> **Short task**: Read the records and write them out again exactly.

> **Input**:
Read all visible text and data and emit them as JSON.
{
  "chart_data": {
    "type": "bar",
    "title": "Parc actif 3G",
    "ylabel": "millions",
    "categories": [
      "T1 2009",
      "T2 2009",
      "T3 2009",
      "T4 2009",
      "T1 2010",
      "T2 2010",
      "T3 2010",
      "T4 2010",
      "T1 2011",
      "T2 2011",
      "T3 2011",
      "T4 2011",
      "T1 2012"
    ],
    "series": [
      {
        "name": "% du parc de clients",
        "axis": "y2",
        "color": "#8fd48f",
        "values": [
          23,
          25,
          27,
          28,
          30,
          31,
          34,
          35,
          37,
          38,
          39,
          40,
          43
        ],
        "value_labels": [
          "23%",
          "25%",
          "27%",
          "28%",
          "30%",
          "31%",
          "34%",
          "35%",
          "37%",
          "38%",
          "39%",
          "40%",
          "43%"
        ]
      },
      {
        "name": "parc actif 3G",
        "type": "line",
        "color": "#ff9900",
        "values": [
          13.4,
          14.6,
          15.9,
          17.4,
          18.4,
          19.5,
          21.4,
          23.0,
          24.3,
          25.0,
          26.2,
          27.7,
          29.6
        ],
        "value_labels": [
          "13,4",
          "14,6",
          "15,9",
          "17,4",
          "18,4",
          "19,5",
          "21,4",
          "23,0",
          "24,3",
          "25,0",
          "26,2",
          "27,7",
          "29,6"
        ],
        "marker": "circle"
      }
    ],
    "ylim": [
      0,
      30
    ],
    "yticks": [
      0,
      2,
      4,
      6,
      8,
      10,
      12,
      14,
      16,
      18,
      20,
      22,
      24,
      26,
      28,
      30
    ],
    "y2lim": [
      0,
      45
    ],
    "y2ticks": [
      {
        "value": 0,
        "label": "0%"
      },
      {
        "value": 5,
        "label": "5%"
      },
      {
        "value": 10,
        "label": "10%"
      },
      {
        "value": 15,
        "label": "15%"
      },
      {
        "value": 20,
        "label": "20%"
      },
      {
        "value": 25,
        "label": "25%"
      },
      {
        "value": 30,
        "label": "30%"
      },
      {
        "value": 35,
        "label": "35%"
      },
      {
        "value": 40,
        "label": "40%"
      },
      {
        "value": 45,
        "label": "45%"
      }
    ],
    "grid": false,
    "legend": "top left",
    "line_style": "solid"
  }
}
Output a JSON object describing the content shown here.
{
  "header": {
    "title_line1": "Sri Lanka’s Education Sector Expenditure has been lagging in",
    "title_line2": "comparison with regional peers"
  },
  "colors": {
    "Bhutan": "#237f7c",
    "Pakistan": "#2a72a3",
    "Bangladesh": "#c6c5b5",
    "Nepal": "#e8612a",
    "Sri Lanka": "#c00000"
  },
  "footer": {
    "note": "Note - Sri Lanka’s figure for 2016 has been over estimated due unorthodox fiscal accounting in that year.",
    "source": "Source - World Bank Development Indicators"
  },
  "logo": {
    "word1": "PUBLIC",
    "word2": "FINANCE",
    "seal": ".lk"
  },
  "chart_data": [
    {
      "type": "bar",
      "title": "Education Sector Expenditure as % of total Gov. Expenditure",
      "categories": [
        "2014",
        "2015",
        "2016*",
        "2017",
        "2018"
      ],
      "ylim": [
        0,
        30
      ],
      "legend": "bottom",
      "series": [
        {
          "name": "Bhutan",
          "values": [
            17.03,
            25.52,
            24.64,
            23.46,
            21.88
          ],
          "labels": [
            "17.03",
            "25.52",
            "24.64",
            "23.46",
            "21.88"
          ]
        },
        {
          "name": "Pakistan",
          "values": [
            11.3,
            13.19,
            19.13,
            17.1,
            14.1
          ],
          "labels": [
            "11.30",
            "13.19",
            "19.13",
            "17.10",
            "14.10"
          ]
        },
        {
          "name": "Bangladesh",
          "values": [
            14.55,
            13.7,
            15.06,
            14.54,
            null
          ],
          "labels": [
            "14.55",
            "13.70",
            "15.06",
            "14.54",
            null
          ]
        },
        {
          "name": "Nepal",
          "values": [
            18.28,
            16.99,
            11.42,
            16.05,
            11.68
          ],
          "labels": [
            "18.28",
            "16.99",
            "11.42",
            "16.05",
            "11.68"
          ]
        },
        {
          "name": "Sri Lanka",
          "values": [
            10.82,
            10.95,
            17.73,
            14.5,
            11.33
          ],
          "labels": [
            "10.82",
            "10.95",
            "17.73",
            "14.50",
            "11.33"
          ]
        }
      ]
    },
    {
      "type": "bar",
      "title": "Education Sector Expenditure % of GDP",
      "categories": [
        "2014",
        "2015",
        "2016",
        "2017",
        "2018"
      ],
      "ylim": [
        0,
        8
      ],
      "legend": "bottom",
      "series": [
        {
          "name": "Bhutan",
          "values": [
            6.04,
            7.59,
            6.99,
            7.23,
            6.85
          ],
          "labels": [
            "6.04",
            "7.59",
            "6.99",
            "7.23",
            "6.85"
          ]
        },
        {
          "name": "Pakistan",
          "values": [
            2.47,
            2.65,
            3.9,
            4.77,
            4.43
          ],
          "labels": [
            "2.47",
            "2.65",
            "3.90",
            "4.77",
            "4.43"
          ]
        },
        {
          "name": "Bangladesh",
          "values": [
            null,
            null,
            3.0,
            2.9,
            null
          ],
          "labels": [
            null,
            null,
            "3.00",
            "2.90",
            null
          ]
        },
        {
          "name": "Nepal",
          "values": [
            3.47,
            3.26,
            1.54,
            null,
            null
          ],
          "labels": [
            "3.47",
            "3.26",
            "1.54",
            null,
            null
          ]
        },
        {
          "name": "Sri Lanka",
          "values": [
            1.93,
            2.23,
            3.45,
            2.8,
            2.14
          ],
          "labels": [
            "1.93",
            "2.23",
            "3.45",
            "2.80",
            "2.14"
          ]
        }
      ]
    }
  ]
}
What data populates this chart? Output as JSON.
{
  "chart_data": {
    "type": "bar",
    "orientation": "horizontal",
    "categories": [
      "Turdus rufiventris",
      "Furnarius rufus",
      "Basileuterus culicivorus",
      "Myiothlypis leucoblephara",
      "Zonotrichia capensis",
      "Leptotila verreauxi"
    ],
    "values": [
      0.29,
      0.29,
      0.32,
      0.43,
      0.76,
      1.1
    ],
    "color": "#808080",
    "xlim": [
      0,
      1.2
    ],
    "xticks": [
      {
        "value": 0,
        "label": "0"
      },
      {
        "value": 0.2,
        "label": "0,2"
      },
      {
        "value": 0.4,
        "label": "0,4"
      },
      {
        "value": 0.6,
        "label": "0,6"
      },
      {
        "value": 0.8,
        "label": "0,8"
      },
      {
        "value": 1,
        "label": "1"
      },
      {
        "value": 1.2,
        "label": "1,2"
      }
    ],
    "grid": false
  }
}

> **Answer to the exercise**:
Read all visible text and data and emit them as JSON.
{
  "chart_data": {
    "type": "bar",
    "title": "Parc actif 3G",
    "ylabel": "millions",
    "categories": [
      "T1 2009",
      "T2 2009",
      "T3 2009",
      "T4 2009",
      "T1 2010",
      "T2 2010",
      "T3 2010",
      "T4 2010",
      "T1 2011",
      "T2 2011",
      "T3 2011",
      "T4 2011",
      "T1 2012"
    ],
    "series": [
      {
        "name": "% du parc de clients",
        "axis": "y2",
        "color": "#8fd48f",
        "values": [
          23,
          25,
          27,
          28,
          30,
          31,
          34,
          35,
          37,
          38,
          39,
          40,
          43
        ],
        "value_labels": [
          "23%",
          "25%",
          "27%",
          "28%",
          "30%",
          "31%",
          "34%",
          "35%",
          "37%",
          "38%",
          "39%",
          "40%",
          "43%"
        ]
      },
      {
        "name": "parc actif 3G",
        "type": "line",
        "color": "#ff9900",
        "values": [
          13.4,
          14.6,
          15.9,
          17.4,
          18.4,
          19.5,
          21.4,
          23.0,
          24.3,
          25.0,
          26.2,
          27.7,
          29.6
        ],
        "value_labels": [
          "13,4",
          "14,6",
          "15,9",
          "17,4",
          "18,4",
          "19,5",
          "21,4",
          "23,0",
          "24,3",
          "25,0",
          "26,2",
          "27,7",
          "29,6"
        ],
        "marker": "circle"
      }
    ],
    "ylim": [
      0,
      30
    ],
    "yticks": [
      0,
      2,
      4,
      6,
      8,
      10,
      12,
      14,
      16,
      18,
      20,
      22,
      24,
      26,
      28,
      30
    ],
    "y2lim": [
      0,
      45
    ],
    "y2ticks": [
      {
        "value": 0,
        "label": "0%"
      },
      {
        "value": 5,
        "label": "5%"
      },
      {
        "value": 10,
        "label": "10%"
      },
      {
        "value": 15,
        "label": "15%"
      },
      {
        "value": 20,
        "label": "20%"
      },
      {
        "value": 25,
        "label": "25%"
      },
      {
        "value": 30,
        "label": "30%"
      },
      {
        "value": 35,
        "label": "35%"
      },
      {
        "value": 40,
        "label": "40%"
      },
      {
        "value": 45,
        "label": "45%"
      }
    ],
    "grid": false,
    "legend": "top left",
    "line_style": "solid"
  }
}
Output a JSON object describing the content shown here.
{
  "header": {
    "title_line1": "Sri Lanka’s Education Sector Expenditure has been lagging in",
    "title_line2": "comparison with regional peers"
  },
  "colors": {
    "Bhutan": "#237f7c",
    "Pakistan": "#2a72a3",
    "Bangladesh": "#c6c5b5",
    "Nepal": "#e8612a",
    "Sri Lanka": "#c00000"
  },
  "footer": {
    "note": "Note - Sri Lanka’s figure for 2016 has been over estimated due unorthodox fiscal accounting in that year.",
    "source": "Source - World Bank Development Indicators"
  },
  "logo": {
    "word1": "PUBLIC",
    "word2": "FINANCE",
    "seal": ".lk"
  },
  "chart_data": [
    {
      "type": "bar",
      "title": "Education Sector Expenditure as % of total Gov. Expenditure",
      "categories": [
        "2014",
        "2015",
        "2016*",
        "2017",
        "2018"
      ],
      "ylim": [
        0,
        30
      ],
      "legend": "bottom",
      "series": [
        {
          "name": "Bhutan",
          "values": [
            17.03,
            25.52,
            24.64,
            23.46,
            21.88
          ],
          "labels": [
            "17.03",
            "25.52",
            "24.64",
            "23.46",
            "21.88"
          ]
        },
        {
          "name": "Pakistan",
          "values": [
            11.3,
            13.19,
            19.13,
            17.1,
            14.1
          ],
          "labels": [
            "11.30",
            "13.19",
            "19.13",
            "17.10",
            "14.10"
          ]
        },
        {
          "name": "Bangladesh",
          "values": [
            14.55,
            13.7,
            15.06,
            14.54,
            null
          ],
          "labels": [
            "14.55",
            "13.70",
            "15.06",
            "14.54",
            null
          ]
        },
        {
          "name": "Nepal",
          "values": [
            18.28,
            16.99,
            11.42,
            16.05,
            11.68
          ],
          "labels": [
            "18.28",
            "16.99",
            "11.42",
            "16.05",
            "11.68"
          ]
        },
        {
          "name": "Sri Lanka",
          "values": [
            10.82,
            10.95,
            17.73,
            14.5,
            11.33
          ],
          "labels": [
            "10.82",
            "10.95",
            "17.73",
            "14.50",
            "11.33"
          ]
        }
      ]
    },
    {
      "type": "bar",
      "title": "Education Sector Expenditure % of GDP",
      "categories": [
        "2014",
        "2015",
        "2016",
        "2017",
        "2018"
      ],
      "ylim": [
        0,
        8
      ],
      "legend": "bottom",
      "series": [
        {
          "name": "Bhutan",
          "values": [
            6.04,
            7.59,
            6.99,
            7.23,
            6.85
          ],
          "labels": [
            "6.04",
            "7.59",
            "6.99",
            "7.23",
            "6.85"
          ]
        },
        {
          "name": "Pakistan",
          "values": [
            2.47,
            2.65,
            3.9,
            4.77,
            4.43
          ],
          "labels": [
            "2.47",
            "2.65",
            "3.90",
            "4.77",
            "4.43"
          ]
        },
        {
          "name": "Bangladesh",
          "values": [
            null,
            null,
            3.0,
            2.9,
            null
          ],
          "labels": [
            null,
            null,
            "3.00",
            "2.90",
            null
          ]
        },
        {
          "name": "Nepal",
          "values": [
            3.47,
            3.26,
            1.54,
            null,
            null
          ],
          "labels": [
            "3.47",
            "3.26",
            "1.54",
            null,
            null
          ]
        },
        {
          "name": "Sri Lanka",
          "values": [
            1.93,
            2.23,
            3.45,
            2.8,
            2.14
          ],
          "labels": [
            "1.93",
            "2.23",
            "3.45",
            "2.80",
            "2.14"
          ]
        }
      ]
    }
  ]
}
What data populates this chart? Output as JSON.
{
  "chart_data": {
    "type": "bar",
    "orientation": "horizontal",
    "categories": [
      "Turdus rufiventris",
      "Furnarius rufus",
      "Basileuterus culicivorus",
      "Myiothlypis leucoblephara",
      "Zonotrichia capensis",
      "Leptotila verreauxi"
    ],
    "values": [
      0.29,
      0.29,
      0.32,
      0.43,
      0.76,
      1.1
    ],
    "color": "#808080",
    "xlim": [
      0,
      1.2
    ],
    "xticks": [
      {
        "value": 0,
        "label": "0"
      },
      {
        "value": 0.2,
        "label": "0,2"
      },
      {
        "value": 0.4,
        "label": "0,4"
      },
      {
        "value": 0.6,
        "label": "0,6"
      },
      {
        "value": 0.8,
        "label": "0,8"
      },
      {
        "value": 1,
        "label": "1"
      },
      {
        "value": 1.2,
        "label": "1,2"
      }
    ],
    "grid": false
  }
}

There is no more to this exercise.